Stored items from a collection:
● ● ●
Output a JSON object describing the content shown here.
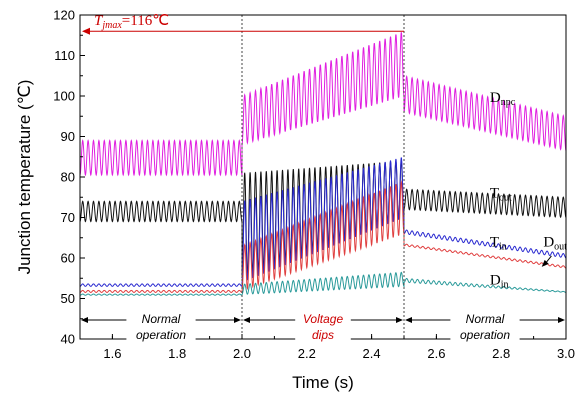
{
  "chart_data": {
    "type": "line",
    "xlabel": "Time (s)",
    "ylabel": "Junction temperature (℃)",
    "xlim": [
      1.5,
      3.0
    ],
    "ylim": [
      40,
      120
    ],
    "xticks": [
      "1.6",
      "1.8",
      "2.0",
      "2.2",
      "2.4",
      "2.6",
      "2.8",
      "3.0"
    ],
    "yticks": [
      "40",
      "50",
      "60",
      "70",
      "80",
      "90",
      "100",
      "110",
      "120"
    ],
    "grid": false,
    "series": [
      {
        "name": "D",
        "sub": "npc",
        "color": "#e020e0",
        "cycles": 30,
        "phases": [
          {
            "t0": 1.5,
            "t1": 2.0,
            "low_start": 80.5,
            "low_end": 80.5,
            "high_start": 89,
            "high_end": 89
          },
          {
            "t0": 2.0,
            "t1": 2.5,
            "low_start": 88,
            "low_end": 100,
            "high_start": 100,
            "high_end": 116
          },
          {
            "t0": 2.5,
            "t1": 3.0,
            "low_start": 96,
            "low_end": 86.5,
            "high_start": 105,
            "high_end": 95
          }
        ]
      },
      {
        "name": "T",
        "sub": "out",
        "color": "#111111",
        "cycles": 30,
        "phases": [
          {
            "t0": 1.5,
            "t1": 2.0,
            "low_start": 69,
            "low_end": 69,
            "high_start": 74,
            "high_end": 74
          },
          {
            "t0": 2.0,
            "t1": 2.5,
            "low_start": 55,
            "low_end": 70,
            "high_start": 81,
            "high_end": 84
          },
          {
            "t0": 2.5,
            "t1": 3.0,
            "low_start": 72,
            "low_end": 70,
            "high_start": 77,
            "high_end": 75
          }
        ]
      },
      {
        "name": "T",
        "sub": "in",
        "color": "#2a2ad0",
        "cycles": 30,
        "phases": [
          {
            "t0": 1.5,
            "t1": 2.0,
            "low_start": 53,
            "low_end": 53,
            "high_start": 53.6,
            "high_end": 53.6
          },
          {
            "t0": 2.0,
            "t1": 2.5,
            "low_start": 54,
            "low_end": 70,
            "high_start": 74,
            "high_end": 85
          },
          {
            "t0": 2.5,
            "t1": 3.0,
            "low_start": 66,
            "low_end": 60,
            "high_start": 67,
            "high_end": 61
          }
        ]
      },
      {
        "name": "D",
        "sub": "out",
        "color": "#e04040",
        "cycles": 30,
        "phases": [
          {
            "t0": 1.5,
            "t1": 2.0,
            "low_start": 51.5,
            "low_end": 51.5,
            "high_start": 52,
            "high_end": 52
          },
          {
            "t0": 2.0,
            "t1": 2.5,
            "low_start": 52,
            "low_end": 66,
            "high_start": 63,
            "high_end": 79
          },
          {
            "t0": 2.5,
            "t1": 3.0,
            "low_start": 63,
            "low_end": 57.5,
            "high_start": 63.5,
            "high_end": 58
          }
        ]
      },
      {
        "name": "D",
        "sub": "in",
        "color": "#2a9a9a",
        "cycles": 30,
        "phases": [
          {
            "t0": 1.5,
            "t1": 2.0,
            "low_start": 50.8,
            "low_end": 50.8,
            "high_start": 51.1,
            "high_end": 51.1
          },
          {
            "t0": 2.0,
            "t1": 2.5,
            "low_start": 51,
            "low_end": 53,
            "high_start": 53.5,
            "high_end": 56.5
          },
          {
            "t0": 2.5,
            "t1": 3.0,
            "low_start": 54,
            "low_end": 51.5,
            "high_start": 55,
            "high_end": 51.7
          }
        ]
      }
    ],
    "annotations": {
      "tjmax": {
        "prefix": "T",
        "sub": "jmax",
        "suffix": "=116℃",
        "value": 116,
        "t_start": 1.5,
        "t_end": 2.5,
        "color": "#cc0000"
      },
      "dividers": [
        2.0,
        2.5
      ],
      "phase_labels": [
        {
          "line1": "Normal",
          "line2": "operation",
          "t0": 1.5,
          "t1": 2.0,
          "color": "#000000"
        },
        {
          "line1": "Voltage",
          "line2": "dips",
          "t0": 2.0,
          "t1": 2.5,
          "color": "#cc0000"
        },
        {
          "line1": "Normal",
          "line2": "operation",
          "t0": 2.5,
          "t1": 3.0,
          "color": "#000000"
        }
      ],
      "series_labels": [
        {
          "series": 0,
          "t": 2.765,
          "y": 98.5
        },
        {
          "series": 1,
          "t": 2.765,
          "y": 75
        },
        {
          "series": 2,
          "t": 2.765,
          "y": 62.8
        },
        {
          "series": 3,
          "t": 2.93,
          "y": 62.8
        },
        {
          "series": 4,
          "t": 2.765,
          "y": 53.5
        }
      ]
    }
  }
}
● ● ●
• [Work to complete] Omit all pictures while transcribing the entries verbatim.

• [Task solution]
Output a JSON object describing the content shown here.
{
  "chart_data": {
    "type": "line",
    "xlabel": "Time (s)",
    "ylabel": "Junction temperature (℃)",
    "xlim": [
      1.5,
      3.0
    ],
    "ylim": [
      40,
      120
    ],
    "xticks": [
      "1.6",
      "1.8",
      "2.0",
      "2.2",
      "2.4",
      "2.6",
      "2.8",
      "3.0"
    ],
    "yticks": [
      "40",
      "50",
      "60",
      "70",
      "80",
      "90",
      "100",
      "110",
      "120"
    ],
    "grid": false,
    "series": [
      {
        "name": "D",
        "sub": "npc",
        "color": "#e020e0",
        "cycles": 30,
        "phases": [
          {
            "t0": 1.5,
            "t1": 2.0,
            "low_start": 80.5,
            "low_end": 80.5,
            "high_start": 89,
            "high_end": 89
          },
          {
            "t0": 2.0,
            "t1": 2.5,
            "low_start": 88,
            "low_end": 100,
            "high_start": 100,
            "high_end": 116
          },
          {
            "t0": 2.5,
            "t1": 3.0,
            "low_start": 96,
            "low_end": 86.5,
            "high_start": 105,
            "high_end": 95
          }
        ]
      },
      {
        "name": "T",
        "sub": "out",
        "color": "#111111",
        "cycles": 30,
        "phases": [
          {
            "t0": 1.5,
            "t1": 2.0,
            "low_start": 69,
            "low_end": 69,
            "high_start": 74,
            "high_end": 74
          },
          {
            "t0": 2.0,
            "t1": 2.5,
            "low_start": 55,
            "low_end": 70,
            "high_start": 81,
            "high_end": 84
          },
          {
            "t0": 2.5,
            "t1": 3.0,
            "low_start": 72,
            "low_end": 70,
            "high_start": 77,
            "high_end": 75
          }
        ]
      },
      {
        "name": "T",
        "sub": "in",
        "color": "#2a2ad0",
        "cycles": 30,
        "phases": [
          {
            "t0": 1.5,
            "t1": 2.0,
            "low_start": 53,
            "low_end": 53,
            "high_start": 53.6,
            "high_end": 53.6
          },
          {
            "t0": 2.0,
            "t1": 2.5,
            "low_start": 54,
            "low_end": 70,
            "high_start": 74,
            "high_end": 85
          },
          {
            "t0": 2.5,
            "t1": 3.0,
            "low_start": 66,
            "low_end": 60,
            "high_start": 67,
            "high_end": 61
          }
        ]
      },
      {
        "name": "D",
        "sub": "out",
        "color": "#e04040",
        "cycles": 30,
        "phases": [
          {
            "t0": 1.5,
            "t1": 2.0,
            "low_start": 51.5,
            "low_end": 51.5,
            "high_start": 52,
            "high_end": 52
          },
          {
            "t0": 2.0,
            "t1": 2.5,
            "low_start": 52,
            "low_end": 66,
            "high_start": 63,
            "high_end": 79
          },
          {
            "t0": 2.5,
            "t1": 3.0,
            "low_start": 63,
            "low_end": 57.5,
            "high_start": 63.5,
            "high_end": 58
          }
        ]
      },
      {
        "name": "D",
        "sub": "in",
        "color": "#2a9a9a",
        "cycles": 30,
        "phases": [
          {
            "t0": 1.5,
            "t1": 2.0,
            "low_start": 50.8,
            "low_end": 50.8,
            "high_start": 51.1,
            "high_end": 51.1
          },
          {
            "t0": 2.0,
            "t1": 2.5,
            "low_start": 51,
            "low_end": 53,
            "high_start": 53.5,
            "high_end": 56.5
          },
          {
            "t0": 2.5,
            "t1": 3.0,
            "low_start": 54,
            "low_end": 51.5,
            "high_start": 55,
            "high_end": 51.7
          }
        ]
      }
    ],
    "annotations": {
      "tjmax": {
        "prefix": "T",
        "sub": "jmax",
        "suffix": "=116℃",
        "value": 116,
        "t_start": 1.5,
        "t_end": 2.5,
        "color": "#cc0000"
      },
      "dividers": [
        2.0,
        2.5
      ],
      "phase_labels": [
        {
          "line1": "Normal",
          "line2": "operation",
          "t0": 1.5,
          "t1": 2.0,
          "color": "#000000"
        },
        {
          "line1": "Voltage",
          "line2": "dips",
          "t0": 2.0,
          "t1": 2.5,
          "color": "#cc0000"
        },
        {
          "line1": "Normal",
          "line2": "operation",
          "t0": 2.5,
          "t1": 3.0,
          "color": "#000000"
        }
      ],
      "series_labels": [
        {
          "series": 0,
          "t": 2.765,
          "y": 98.5
        },
        {
          "series": 1,
          "t": 2.765,
          "y": 75
        },
        {
          "series": 2,
          "t": 2.765,
          "y": 62.8
        },
        {
          "series": 3,
          "t": 2.93,
          "y": 62.8
        },
        {
          "series": 4,
          "t": 2.765,
          "y": 53.5
        }
      ]
    }
  }
}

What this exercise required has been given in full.